[Written request]
All of the records below should be output exactly.
— Start —
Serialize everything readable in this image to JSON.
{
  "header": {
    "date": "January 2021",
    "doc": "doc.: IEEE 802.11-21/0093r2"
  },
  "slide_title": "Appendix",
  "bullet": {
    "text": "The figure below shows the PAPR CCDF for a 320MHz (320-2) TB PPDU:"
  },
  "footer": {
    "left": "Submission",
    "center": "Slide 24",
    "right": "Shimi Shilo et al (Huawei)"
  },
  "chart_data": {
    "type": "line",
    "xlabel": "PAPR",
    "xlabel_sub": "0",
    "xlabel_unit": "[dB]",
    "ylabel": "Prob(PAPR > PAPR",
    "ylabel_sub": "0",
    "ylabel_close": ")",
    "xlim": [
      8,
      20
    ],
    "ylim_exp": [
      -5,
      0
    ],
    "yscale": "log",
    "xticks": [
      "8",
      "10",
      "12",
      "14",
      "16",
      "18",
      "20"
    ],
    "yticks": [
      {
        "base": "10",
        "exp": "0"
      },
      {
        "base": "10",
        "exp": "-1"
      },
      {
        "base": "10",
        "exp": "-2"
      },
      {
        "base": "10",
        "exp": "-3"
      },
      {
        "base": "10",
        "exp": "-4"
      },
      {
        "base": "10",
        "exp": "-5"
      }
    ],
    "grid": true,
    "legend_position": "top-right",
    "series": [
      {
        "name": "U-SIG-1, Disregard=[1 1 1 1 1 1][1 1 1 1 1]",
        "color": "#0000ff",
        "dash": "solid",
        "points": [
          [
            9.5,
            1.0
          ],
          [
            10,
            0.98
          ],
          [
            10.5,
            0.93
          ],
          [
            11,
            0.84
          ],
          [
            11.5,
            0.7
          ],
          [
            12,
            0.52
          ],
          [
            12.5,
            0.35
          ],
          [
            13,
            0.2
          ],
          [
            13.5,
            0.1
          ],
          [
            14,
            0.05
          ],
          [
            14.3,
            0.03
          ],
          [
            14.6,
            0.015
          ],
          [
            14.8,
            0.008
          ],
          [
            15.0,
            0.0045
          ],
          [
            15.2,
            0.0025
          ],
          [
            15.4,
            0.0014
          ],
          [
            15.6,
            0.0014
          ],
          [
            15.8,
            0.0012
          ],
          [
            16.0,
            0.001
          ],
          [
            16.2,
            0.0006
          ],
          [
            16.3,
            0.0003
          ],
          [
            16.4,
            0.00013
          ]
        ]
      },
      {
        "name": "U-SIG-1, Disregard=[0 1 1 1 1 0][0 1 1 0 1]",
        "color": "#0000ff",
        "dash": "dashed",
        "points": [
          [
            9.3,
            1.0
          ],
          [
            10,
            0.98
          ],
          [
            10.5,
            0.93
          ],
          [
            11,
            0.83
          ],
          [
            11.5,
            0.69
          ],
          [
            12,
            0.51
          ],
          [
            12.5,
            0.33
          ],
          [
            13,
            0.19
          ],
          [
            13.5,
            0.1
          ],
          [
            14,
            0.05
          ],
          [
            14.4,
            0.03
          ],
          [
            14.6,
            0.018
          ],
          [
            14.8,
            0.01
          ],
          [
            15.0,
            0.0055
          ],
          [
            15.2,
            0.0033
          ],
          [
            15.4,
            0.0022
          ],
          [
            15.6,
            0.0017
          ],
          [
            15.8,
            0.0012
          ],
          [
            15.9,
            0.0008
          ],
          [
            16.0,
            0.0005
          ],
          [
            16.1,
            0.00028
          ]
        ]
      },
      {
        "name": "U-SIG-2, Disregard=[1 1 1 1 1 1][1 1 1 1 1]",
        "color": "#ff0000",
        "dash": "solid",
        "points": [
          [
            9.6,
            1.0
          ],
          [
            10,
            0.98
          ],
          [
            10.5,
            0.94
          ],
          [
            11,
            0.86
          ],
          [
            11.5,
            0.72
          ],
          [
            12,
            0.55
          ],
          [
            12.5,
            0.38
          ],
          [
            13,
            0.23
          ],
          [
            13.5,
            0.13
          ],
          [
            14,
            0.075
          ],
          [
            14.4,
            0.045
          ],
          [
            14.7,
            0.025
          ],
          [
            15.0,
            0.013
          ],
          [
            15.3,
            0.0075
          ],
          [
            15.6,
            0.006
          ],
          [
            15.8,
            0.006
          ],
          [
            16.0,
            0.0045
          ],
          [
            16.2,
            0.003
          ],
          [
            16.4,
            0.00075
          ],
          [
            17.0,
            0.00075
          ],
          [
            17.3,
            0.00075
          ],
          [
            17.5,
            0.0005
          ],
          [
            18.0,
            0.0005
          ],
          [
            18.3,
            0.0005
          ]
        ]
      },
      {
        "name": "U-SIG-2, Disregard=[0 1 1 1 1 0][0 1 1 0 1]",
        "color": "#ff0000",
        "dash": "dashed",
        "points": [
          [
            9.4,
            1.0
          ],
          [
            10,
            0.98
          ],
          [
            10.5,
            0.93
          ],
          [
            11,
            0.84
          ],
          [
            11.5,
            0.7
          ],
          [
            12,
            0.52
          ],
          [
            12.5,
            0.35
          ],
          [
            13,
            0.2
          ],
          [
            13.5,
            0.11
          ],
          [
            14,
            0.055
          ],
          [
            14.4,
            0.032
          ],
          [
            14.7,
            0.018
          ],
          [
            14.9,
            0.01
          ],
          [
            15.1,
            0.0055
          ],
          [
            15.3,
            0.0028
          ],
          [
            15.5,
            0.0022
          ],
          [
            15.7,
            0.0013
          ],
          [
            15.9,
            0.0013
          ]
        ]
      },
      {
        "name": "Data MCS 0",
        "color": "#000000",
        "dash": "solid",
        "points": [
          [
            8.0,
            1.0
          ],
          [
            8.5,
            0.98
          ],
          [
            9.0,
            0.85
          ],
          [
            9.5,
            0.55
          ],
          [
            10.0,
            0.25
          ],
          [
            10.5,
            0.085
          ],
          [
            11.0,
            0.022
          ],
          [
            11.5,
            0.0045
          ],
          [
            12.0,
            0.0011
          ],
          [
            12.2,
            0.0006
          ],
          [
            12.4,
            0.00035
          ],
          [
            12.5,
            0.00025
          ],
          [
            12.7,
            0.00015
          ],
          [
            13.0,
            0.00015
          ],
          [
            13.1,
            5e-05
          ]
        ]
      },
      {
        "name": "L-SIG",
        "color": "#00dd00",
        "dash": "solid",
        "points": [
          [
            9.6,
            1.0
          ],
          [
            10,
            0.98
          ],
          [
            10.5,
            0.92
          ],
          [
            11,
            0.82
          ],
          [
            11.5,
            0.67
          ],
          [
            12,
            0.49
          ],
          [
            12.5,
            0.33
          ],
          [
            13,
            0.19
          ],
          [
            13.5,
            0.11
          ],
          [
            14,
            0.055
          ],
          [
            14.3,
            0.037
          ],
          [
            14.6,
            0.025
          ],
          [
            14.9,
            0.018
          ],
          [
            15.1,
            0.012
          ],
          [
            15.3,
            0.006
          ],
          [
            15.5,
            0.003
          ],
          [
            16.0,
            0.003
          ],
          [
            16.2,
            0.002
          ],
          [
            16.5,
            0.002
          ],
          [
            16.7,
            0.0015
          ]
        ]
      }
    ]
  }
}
— End —
[Right answer]
Serialize everything readable in this image to JSON.
{
  "header": {
    "date": "January 2021",
    "doc": "doc.: IEEE 802.11-21/0093r2"
  },
  "slide_title": "Appendix",
  "bullet": {
    "text": "The figure below shows the PAPR CCDF for a 320MHz (320-2) TB PPDU:"
  },
  "footer": {
    "left": "Submission",
    "center": "Slide 24",
    "right": "Shimi Shilo et al (Huawei)"
  },
  "chart_data": {
    "type": "line",
    "xlabel": "PAPR",
    "xlabel_sub": "0",
    "xlabel_unit": "[dB]",
    "ylabel": "Prob(PAPR > PAPR",
    "ylabel_sub": "0",
    "ylabel_close": ")",
    "xlim": [
      8,
      20
    ],
    "ylim_exp": [
      -5,
      0
    ],
    "yscale": "log",
    "xticks": [
      "8",
      "10",
      "12",
      "14",
      "16",
      "18",
      "20"
    ],
    "yticks": [
      {
        "base": "10",
        "exp": "0"
      },
      {
        "base": "10",
        "exp": "-1"
      },
      {
        "base": "10",
        "exp": "-2"
      },
      {
        "base": "10",
        "exp": "-3"
      },
      {
        "base": "10",
        "exp": "-4"
      },
      {
        "base": "10",
        "exp": "-5"
      }
    ],
    "grid": true,
    "legend_position": "top-right",
    "series": [
      {
        "name": "U-SIG-1, Disregard=[1 1 1 1 1 1][1 1 1 1 1]",
        "color": "#0000ff",
        "dash": "solid",
        "points": [
          [
            9.5,
            1.0
          ],
          [
            10,
            0.98
          ],
          [
            10.5,
            0.93
          ],
          [
            11,
            0.84
          ],
          [
            11.5,
            0.7
          ],
          [
            12,
            0.52
          ],
          [
            12.5,
            0.35
          ],
          [
            13,
            0.2
          ],
          [
            13.5,
            0.1
          ],
          [
            14,
            0.05
          ],
          [
            14.3,
            0.03
          ],
          [
            14.6,
            0.015
          ],
          [
            14.8,
            0.008
          ],
          [
            15.0,
            0.0045
          ],
          [
            15.2,
            0.0025
          ],
          [
            15.4,
            0.0014
          ],
          [
            15.6,
            0.0014
          ],
          [
            15.8,
            0.0012
          ],
          [
            16.0,
            0.001
          ],
          [
            16.2,
            0.0006
          ],
          [
            16.3,
            0.0003
          ],
          [
            16.4,
            0.00013
          ]
        ]
      },
      {
        "name": "U-SIG-1, Disregard=[0 1 1 1 1 0][0 1 1 0 1]",
        "color": "#0000ff",
        "dash": "dashed",
        "points": [
          [
            9.3,
            1.0
          ],
          [
            10,
            0.98
          ],
          [
            10.5,
            0.93
          ],
          [
            11,
            0.83
          ],
          [
            11.5,
            0.69
          ],
          [
            12,
            0.51
          ],
          [
            12.5,
            0.33
          ],
          [
            13,
            0.19
          ],
          [
            13.5,
            0.1
          ],
          [
            14,
            0.05
          ],
          [
            14.4,
            0.03
          ],
          [
            14.6,
            0.018
          ],
          [
            14.8,
            0.01
          ],
          [
            15.0,
            0.0055
          ],
          [
            15.2,
            0.0033
          ],
          [
            15.4,
            0.0022
          ],
          [
            15.6,
            0.0017
          ],
          [
            15.8,
            0.0012
          ],
          [
            15.9,
            0.0008
          ],
          [
            16.0,
            0.0005
          ],
          [
            16.1,
            0.00028
          ]
        ]
      },
      {
        "name": "U-SIG-2, Disregard=[1 1 1 1 1 1][1 1 1 1 1]",
        "color": "#ff0000",
        "dash": "solid",
        "points": [
          [
            9.6,
            1.0
          ],
          [
            10,
            0.98
          ],
          [
            10.5,
            0.94
          ],
          [
            11,
            0.86
          ],
          [
            11.5,
            0.72
          ],
          [
            12,
            0.55
          ],
          [
            12.5,
            0.38
          ],
          [
            13,
            0.23
          ],
          [
            13.5,
            0.13
          ],
          [
            14,
            0.075
          ],
          [
            14.4,
            0.045
          ],
          [
            14.7,
            0.025
          ],
          [
            15.0,
            0.013
          ],
          [
            15.3,
            0.0075
          ],
          [
            15.6,
            0.006
          ],
          [
            15.8,
            0.006
          ],
          [
            16.0,
            0.0045
          ],
          [
            16.2,
            0.003
          ],
          [
            16.4,
            0.00075
          ],
          [
            17.0,
            0.00075
          ],
          [
            17.3,
            0.00075
          ],
          [
            17.5,
            0.0005
          ],
          [
            18.0,
            0.0005
          ],
          [
            18.3,
            0.0005
          ]
        ]
      },
      {
        "name": "U-SIG-2, Disregard=[0 1 1 1 1 0][0 1 1 0 1]",
        "color": "#ff0000",
        "dash": "dashed",
        "points": [
          [
            9.4,
            1.0
          ],
          [
            10,
            0.98
          ],
          [
            10.5,
            0.93
          ],
          [
            11,
            0.84
          ],
          [
            11.5,
            0.7
          ],
          [
            12,
            0.52
          ],
          [
            12.5,
            0.35
          ],
          [
            13,
            0.2
          ],
          [
            13.5,
            0.11
          ],
          [
            14,
            0.055
          ],
          [
            14.4,
            0.032
          ],
          [
            14.7,
            0.018
          ],
          [
            14.9,
            0.01
          ],
          [
            15.1,
            0.0055
          ],
          [
            15.3,
            0.0028
          ],
          [
            15.5,
            0.0022
          ],
          [
            15.7,
            0.0013
          ],
          [
            15.9,
            0.0013
          ]
        ]
      },
      {
        "name": "Data MCS 0",
        "color": "#000000",
        "dash": "solid",
        "points": [
          [
            8.0,
            1.0
          ],
          [
            8.5,
            0.98
          ],
          [
            9.0,
            0.85
          ],
          [
            9.5,
            0.55
          ],
          [
            10.0,
            0.25
          ],
          [
            10.5,
            0.085
          ],
          [
            11.0,
            0.022
          ],
          [
            11.5,
            0.0045
          ],
          [
            12.0,
            0.0011
          ],
          [
            12.2,
            0.0006
          ],
          [
            12.4,
            0.00035
          ],
          [
            12.5,
            0.00025
          ],
          [
            12.7,
            0.00015
          ],
          [
            13.0,
            0.00015
          ],
          [
            13.1,
            5e-05
          ]
        ]
      },
      {
        "name": "L-SIG",
        "color": "#00dd00",
        "dash": "solid",
        "points": [
          [
            9.6,
            1.0
          ],
          [
            10,
            0.98
          ],
          [
            10.5,
            0.92
          ],
          [
            11,
            0.82
          ],
          [
            11.5,
            0.67
          ],
          [
            12,
            0.49
          ],
          [
            12.5,
            0.33
          ],
          [
            13,
            0.19
          ],
          [
            13.5,
            0.11
          ],
          [
            14,
            0.055
          ],
          [
            14.3,
            0.037
          ],
          [
            14.6,
            0.025
          ],
          [
            14.9,
            0.018
          ],
          [
            15.1,
            0.012
          ],
          [
            15.3,
            0.006
          ],
          [
            15.5,
            0.003
          ],
          [
            16.0,
            0.003
          ],
          [
            16.2,
            0.002
          ],
          [
            16.5,
            0.002
          ],
          [
            16.7,
            0.0015
          ]
        ]
      }
    ]
  }
}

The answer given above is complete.